[START OF THE DATA]
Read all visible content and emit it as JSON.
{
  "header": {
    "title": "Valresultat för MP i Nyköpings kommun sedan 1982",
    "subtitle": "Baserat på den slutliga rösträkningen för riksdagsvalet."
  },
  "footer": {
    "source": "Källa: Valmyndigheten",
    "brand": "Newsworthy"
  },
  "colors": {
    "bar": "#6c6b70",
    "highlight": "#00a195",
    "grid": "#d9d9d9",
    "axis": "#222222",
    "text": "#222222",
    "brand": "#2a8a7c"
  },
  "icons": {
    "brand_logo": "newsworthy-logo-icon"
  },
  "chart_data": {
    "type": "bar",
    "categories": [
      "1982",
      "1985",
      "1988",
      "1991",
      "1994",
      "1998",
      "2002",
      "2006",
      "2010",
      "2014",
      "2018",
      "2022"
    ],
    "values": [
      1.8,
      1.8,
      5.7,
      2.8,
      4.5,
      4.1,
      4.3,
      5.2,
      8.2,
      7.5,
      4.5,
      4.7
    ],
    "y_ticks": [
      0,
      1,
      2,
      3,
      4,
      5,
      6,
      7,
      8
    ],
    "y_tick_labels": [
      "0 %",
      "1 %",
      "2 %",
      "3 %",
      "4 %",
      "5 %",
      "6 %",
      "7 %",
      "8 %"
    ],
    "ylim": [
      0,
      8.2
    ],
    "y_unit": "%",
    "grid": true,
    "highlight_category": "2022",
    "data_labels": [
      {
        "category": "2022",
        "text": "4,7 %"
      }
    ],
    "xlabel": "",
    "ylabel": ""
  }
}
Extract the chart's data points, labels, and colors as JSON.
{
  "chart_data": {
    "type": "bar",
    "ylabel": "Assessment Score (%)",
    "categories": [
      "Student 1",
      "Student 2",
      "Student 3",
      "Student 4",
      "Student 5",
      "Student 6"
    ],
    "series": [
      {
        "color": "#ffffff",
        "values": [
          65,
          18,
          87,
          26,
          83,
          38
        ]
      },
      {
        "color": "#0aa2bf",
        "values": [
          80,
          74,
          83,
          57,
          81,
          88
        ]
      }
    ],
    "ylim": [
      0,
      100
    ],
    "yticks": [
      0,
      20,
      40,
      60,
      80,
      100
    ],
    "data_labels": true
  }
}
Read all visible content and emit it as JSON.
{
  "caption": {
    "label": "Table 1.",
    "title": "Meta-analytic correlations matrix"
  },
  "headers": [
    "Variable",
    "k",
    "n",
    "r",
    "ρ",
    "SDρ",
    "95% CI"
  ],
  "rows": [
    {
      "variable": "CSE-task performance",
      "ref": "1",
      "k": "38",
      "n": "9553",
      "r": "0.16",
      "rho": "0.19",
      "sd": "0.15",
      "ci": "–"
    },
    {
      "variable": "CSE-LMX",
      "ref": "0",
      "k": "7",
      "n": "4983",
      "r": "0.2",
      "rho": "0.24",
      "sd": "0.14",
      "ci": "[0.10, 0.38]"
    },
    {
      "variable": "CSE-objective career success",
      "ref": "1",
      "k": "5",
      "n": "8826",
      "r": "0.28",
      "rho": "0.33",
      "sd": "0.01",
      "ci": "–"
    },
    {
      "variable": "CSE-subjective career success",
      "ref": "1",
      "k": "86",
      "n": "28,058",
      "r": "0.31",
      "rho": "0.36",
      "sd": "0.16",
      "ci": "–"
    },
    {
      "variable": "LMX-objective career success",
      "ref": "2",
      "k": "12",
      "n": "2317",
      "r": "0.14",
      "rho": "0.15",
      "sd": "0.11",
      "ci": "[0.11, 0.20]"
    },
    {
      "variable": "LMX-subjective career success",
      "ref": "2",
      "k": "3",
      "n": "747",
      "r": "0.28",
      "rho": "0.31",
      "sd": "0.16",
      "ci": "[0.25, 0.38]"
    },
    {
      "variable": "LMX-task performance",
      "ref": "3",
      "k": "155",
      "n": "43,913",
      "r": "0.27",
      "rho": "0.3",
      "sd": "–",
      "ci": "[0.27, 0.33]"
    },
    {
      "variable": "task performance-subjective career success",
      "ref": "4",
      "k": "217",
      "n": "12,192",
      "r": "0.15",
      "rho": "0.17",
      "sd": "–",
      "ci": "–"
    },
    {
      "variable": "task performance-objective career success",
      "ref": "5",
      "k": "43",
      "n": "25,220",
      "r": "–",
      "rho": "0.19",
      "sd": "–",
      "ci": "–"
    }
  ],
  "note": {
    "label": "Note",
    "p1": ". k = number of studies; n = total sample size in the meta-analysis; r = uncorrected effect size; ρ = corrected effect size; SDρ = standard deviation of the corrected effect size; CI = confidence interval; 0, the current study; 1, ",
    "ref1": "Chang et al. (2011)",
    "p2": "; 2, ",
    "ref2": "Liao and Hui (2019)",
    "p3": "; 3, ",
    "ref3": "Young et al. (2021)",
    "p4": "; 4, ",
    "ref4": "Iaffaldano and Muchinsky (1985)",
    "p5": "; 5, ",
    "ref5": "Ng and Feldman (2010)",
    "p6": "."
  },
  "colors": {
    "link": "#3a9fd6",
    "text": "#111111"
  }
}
[END OF THE DATA]
> GIVEN EXERCISE: Reproduce the material above exactly; please quote every line of it.

> COMPLETE OUTPUT:
Read all visible content and emit it as JSON.
{
  "header": {
    "title": "Valresultat för MP i Nyköpings kommun sedan 1982",
    "subtitle": "Baserat på den slutliga rösträkningen för riksdagsvalet."
  },
  "footer": {
    "source": "Källa: Valmyndigheten",
    "brand": "Newsworthy"
  },
  "colors": {
    "bar": "#6c6b70",
    "highlight": "#00a195",
    "grid": "#d9d9d9",
    "axis": "#222222",
    "text": "#222222",
    "brand": "#2a8a7c"
  },
  "icons": {
    "brand_logo": "newsworthy-logo-icon"
  },
  "chart_data": {
    "type": "bar",
    "categories": [
      "1982",
      "1985",
      "1988",
      "1991",
      "1994",
      "1998",
      "2002",
      "2006",
      "2010",
      "2014",
      "2018",
      "2022"
    ],
    "values": [
      1.8,
      1.8,
      5.7,
      2.8,
      4.5,
      4.1,
      4.3,
      5.2,
      8.2,
      7.5,
      4.5,
      4.7
    ],
    "y_ticks": [
      0,
      1,
      2,
      3,
      4,
      5,
      6,
      7,
      8
    ],
    "y_tick_labels": [
      "0 %",
      "1 %",
      "2 %",
      "3 %",
      "4 %",
      "5 %",
      "6 %",
      "7 %",
      "8 %"
    ],
    "ylim": [
      0,
      8.2
    ],
    "y_unit": "%",
    "grid": true,
    "highlight_category": "2022",
    "data_labels": [
      {
        "category": "2022",
        "text": "4,7 %"
      }
    ],
    "xlabel": "",
    "ylabel": ""
  }
}
Extract the chart's data points, labels, and colors as JSON.
{
  "chart_data": {
    "type": "bar",
    "ylabel": "Assessment Score (%)",
    "categories": [
      "Student 1",
      "Student 2",
      "Student 3",
      "Student 4",
      "Student 5",
      "Student 6"
    ],
    "series": [
      {
        "color": "#ffffff",
        "values": [
          65,
          18,
          87,
          26,
          83,
          38
        ]
      },
      {
        "color": "#0aa2bf",
        "values": [
          80,
          74,
          83,
          57,
          81,
          88
        ]
      }
    ],
    "ylim": [
      0,
      100
    ],
    "yticks": [
      0,
      20,
      40,
      60,
      80,
      100
    ],
    "data_labels": true
  }
}
Read all visible content and emit it as JSON.
{
  "caption": {
    "label": "Table 1.",
    "title": "Meta-analytic correlations matrix"
  },
  "headers": [
    "Variable",
    "k",
    "n",
    "r",
    "ρ",
    "SDρ",
    "95% CI"
  ],
  "rows": [
    {
      "variable": "CSE-task performance",
      "ref": "1",
      "k": "38",
      "n": "9553",
      "r": "0.16",
      "rho": "0.19",
      "sd": "0.15",
      "ci": "–"
    },
    {
      "variable": "CSE-LMX",
      "ref": "0",
      "k": "7",
      "n": "4983",
      "r": "0.2",
      "rho": "0.24",
      "sd": "0.14",
      "ci": "[0.10, 0.38]"
    },
    {
      "variable": "CSE-objective career success",
      "ref": "1",
      "k": "5",
      "n": "8826",
      "r": "0.28",
      "rho": "0.33",
      "sd": "0.01",
      "ci": "–"
    },
    {
      "variable": "CSE-subjective career success",
      "ref": "1",
      "k": "86",
      "n": "28,058",
      "r": "0.31",
      "rho": "0.36",
      "sd": "0.16",
      "ci": "–"
    },
    {
      "variable": "LMX-objective career success",
      "ref": "2",
      "k": "12",
      "n": "2317",
      "r": "0.14",
      "rho": "0.15",
      "sd": "0.11",
      "ci": "[0.11, 0.20]"
    },
    {
      "variable": "LMX-subjective career success",
      "ref": "2",
      "k": "3",
      "n": "747",
      "r": "0.28",
      "rho": "0.31",
      "sd": "0.16",
      "ci": "[0.25, 0.38]"
    },
    {
      "variable": "LMX-task performance",
      "ref": "3",
      "k": "155",
      "n": "43,913",
      "r": "0.27",
      "rho": "0.3",
      "sd": "–",
      "ci": "[0.27, 0.33]"
    },
    {
      "variable": "task performance-subjective career success",
      "ref": "4",
      "k": "217",
      "n": "12,192",
      "r": "0.15",
      "rho": "0.17",
      "sd": "–",
      "ci": "–"
    },
    {
      "variable": "task performance-objective career success",
      "ref": "5",
      "k": "43",
      "n": "25,220",
      "r": "–",
      "rho": "0.19",
      "sd": "–",
      "ci": "–"
    }
  ],
  "note": {
    "label": "Note",
    "p1": ". k = number of studies; n = total sample size in the meta-analysis; r = uncorrected effect size; ρ = corrected effect size; SDρ = standard deviation of the corrected effect size; CI = confidence interval; 0, the current study; 1, ",
    "ref1": "Chang et al. (2011)",
    "p2": "; 2, ",
    "ref2": "Liao and Hui (2019)",
    "p3": "; 3, ",
    "ref3": "Young et al. (2021)",
    "p4": "; 4, ",
    "ref4": "Iaffaldano and Muchinsky (1985)",
    "p5": "; 5, ",
    "ref5": "Ng and Feldman (2010)",
    "p6": "."
  },
  "colors": {
    "link": "#3a9fd6",
    "text": "#111111"
  }
}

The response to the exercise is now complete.